(Data records)
⟨
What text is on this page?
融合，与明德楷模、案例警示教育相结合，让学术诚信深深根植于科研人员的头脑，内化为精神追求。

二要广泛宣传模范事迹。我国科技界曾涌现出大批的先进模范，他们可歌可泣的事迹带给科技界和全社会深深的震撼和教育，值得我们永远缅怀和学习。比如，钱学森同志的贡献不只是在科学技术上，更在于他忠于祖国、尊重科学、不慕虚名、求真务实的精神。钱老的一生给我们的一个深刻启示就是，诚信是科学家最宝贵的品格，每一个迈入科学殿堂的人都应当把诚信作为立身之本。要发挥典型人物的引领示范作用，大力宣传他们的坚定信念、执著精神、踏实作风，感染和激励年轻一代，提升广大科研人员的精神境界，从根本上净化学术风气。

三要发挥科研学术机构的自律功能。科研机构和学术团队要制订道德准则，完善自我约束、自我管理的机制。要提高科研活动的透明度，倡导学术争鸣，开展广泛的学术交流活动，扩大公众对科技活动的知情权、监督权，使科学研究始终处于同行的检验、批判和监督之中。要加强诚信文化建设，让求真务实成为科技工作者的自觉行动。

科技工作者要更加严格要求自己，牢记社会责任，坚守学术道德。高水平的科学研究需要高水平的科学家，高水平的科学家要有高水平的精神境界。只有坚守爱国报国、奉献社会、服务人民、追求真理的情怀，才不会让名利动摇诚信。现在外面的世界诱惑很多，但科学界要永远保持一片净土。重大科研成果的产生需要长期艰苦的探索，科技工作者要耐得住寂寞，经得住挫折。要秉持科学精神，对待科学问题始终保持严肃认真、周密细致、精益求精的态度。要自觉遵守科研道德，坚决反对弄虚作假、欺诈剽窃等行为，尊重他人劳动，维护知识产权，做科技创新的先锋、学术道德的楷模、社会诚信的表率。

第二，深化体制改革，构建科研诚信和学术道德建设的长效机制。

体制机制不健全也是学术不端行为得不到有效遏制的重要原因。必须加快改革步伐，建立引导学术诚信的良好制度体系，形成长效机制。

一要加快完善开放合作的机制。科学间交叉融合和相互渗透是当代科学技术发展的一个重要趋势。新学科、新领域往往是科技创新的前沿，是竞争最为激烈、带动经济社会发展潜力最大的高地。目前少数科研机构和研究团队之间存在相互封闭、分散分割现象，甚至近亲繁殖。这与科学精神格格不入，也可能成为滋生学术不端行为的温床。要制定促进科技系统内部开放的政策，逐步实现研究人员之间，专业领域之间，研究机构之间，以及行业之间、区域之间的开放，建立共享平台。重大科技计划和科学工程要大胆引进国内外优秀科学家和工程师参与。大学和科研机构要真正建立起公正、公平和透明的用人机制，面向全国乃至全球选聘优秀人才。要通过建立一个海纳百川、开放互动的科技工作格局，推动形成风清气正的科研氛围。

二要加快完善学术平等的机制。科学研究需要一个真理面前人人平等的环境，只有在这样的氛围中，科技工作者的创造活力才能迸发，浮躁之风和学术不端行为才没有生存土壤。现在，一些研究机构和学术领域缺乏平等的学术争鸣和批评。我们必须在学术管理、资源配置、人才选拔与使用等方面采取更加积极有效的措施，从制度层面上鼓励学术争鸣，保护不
⟩
Transcribe all the entries, keeping each one exactly as it is.

▶ _Result_
What text is on this page?
融合，与明德楷模、案例警示教育相结合，让学术诚信深深根植于科研人员的头脑，内化为精神追求。

二要广泛宣传模范事迹。我国科技界曾涌现出大批的先进模范，他们可歌可泣的事迹带给科技界和全社会深深的震撼和教育，值得我们永远缅怀和学习。比如，钱学森同志的贡献不只是在科学技术上，更在于他忠于祖国、尊重科学、不慕虚名、求真务实的精神。钱老的一生给我们的一个深刻启示就是，诚信是科学家最宝贵的品格，每一个迈入科学殿堂的人都应当把诚信作为立身之本。要发挥典型人物的引领示范作用，大力宣传他们的坚定信念、执著精神、踏实作风，感染和激励年轻一代，提升广大科研人员的精神境界，从根本上净化学术风气。

三要发挥科研学术机构的自律功能。科研机构和学术团队要制订道德准则，完善自我约束、自我管理的机制。要提高科研活动的透明度，倡导学术争鸣，开展广泛的学术交流活动，扩大公众对科技活动的知情权、监督权，使科学研究始终处于同行的检验、批判和监督之中。要加强诚信文化建设，让求真务实成为科技工作者的自觉行动。

科技工作者要更加严格要求自己，牢记社会责任，坚守学术道德。高水平的科学研究需要高水平的科学家，高水平的科学家要有高水平的精神境界。只有坚守爱国报国、奉献社会、服务人民、追求真理的情怀，才不会让名利动摇诚信。现在外面的世界诱惑很多，但科学界要永远保持一片净土。重大科研成果的产生需要长期艰苦的探索，科技工作者要耐得住寂寞，经得住挫折。要秉持科学精神，对待科学问题始终保持严肃认真、周密细致、精益求精的态度。要自觉遵守科研道德，坚决反对弄虚作假、欺诈剽窃等行为，尊重他人劳动，维护知识产权，做科技创新的先锋、学术道德的楷模、社会诚信的表率。

第二，深化体制改革，构建科研诚信和学术道德建设的长效机制。

体制机制不健全也是学术不端行为得不到有效遏制的重要原因。必须加快改革步伐，建立引导学术诚信的良好制度体系，形成长效机制。

一要加快完善开放合作的机制。科学间交叉融合和相互渗透是当代科学技术发展的一个重要趋势。新学科、新领域往往是科技创新的前沿，是竞争最为激烈、带动经济社会发展潜力最大的高地。目前少数科研机构和研究团队之间存在相互封闭、分散分割现象，甚至近亲繁殖。这与科学精神格格不入，也可能成为滋生学术不端行为的温床。要制定促进科技系统内部开放的政策，逐步实现研究人员之间，专业领域之间，研究机构之间，以及行业之间、区域之间的开放，建立共享平台。重大科技计划和科学工程要大胆引进国内外优秀科学家和工程师参与。大学和科研机构要真正建立起公正、公平和透明的用人机制，面向全国乃至全球选聘优秀人才。要通过建立一个海纳百川、开放互动的科技工作格局，推动形成风清气正的科研氛围。

二要加快完善学术平等的机制。科学研究需要一个真理面前人人平等的环境，只有在这样的氛围中，科技工作者的创造活力才能迸发，浮躁之风和学术不端行为才没有生存土壤。现在，一些研究机构和学术领域缺乏平等的学术争鸣和批评。我们必须在学术管理、资源配置、人才选拔与使用等方面采取更加积极有效的措施，从制度层面上鼓励学术争鸣，保护不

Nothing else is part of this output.